------ Recorded data

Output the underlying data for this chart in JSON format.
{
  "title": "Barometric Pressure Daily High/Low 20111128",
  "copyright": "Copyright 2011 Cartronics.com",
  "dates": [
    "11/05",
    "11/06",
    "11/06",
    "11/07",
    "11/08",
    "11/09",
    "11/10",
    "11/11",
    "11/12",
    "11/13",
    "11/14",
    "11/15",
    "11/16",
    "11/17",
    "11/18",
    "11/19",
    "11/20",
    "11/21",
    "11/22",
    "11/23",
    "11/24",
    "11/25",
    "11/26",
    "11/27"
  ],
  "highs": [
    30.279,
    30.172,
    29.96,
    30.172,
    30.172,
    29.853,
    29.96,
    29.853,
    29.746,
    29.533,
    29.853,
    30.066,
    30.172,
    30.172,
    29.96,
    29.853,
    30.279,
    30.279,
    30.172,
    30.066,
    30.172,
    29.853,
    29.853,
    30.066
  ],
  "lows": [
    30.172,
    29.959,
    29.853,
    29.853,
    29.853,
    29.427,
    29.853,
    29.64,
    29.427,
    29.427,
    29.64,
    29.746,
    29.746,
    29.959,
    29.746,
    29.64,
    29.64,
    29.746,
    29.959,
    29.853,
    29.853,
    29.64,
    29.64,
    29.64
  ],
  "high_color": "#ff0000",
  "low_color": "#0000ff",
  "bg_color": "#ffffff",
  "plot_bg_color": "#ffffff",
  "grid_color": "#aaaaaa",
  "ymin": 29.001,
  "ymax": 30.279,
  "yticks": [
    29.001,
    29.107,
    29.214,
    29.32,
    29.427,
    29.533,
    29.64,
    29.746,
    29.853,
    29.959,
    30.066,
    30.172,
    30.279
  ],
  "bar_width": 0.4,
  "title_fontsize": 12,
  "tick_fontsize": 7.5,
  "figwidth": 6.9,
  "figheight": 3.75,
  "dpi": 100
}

------------

**What the task asks**: Select the lines from the entries that include the word "ffffff".

**The reply**:
  "bg_color": "#ffffff",
  "plot_bg_color": "#ffffff",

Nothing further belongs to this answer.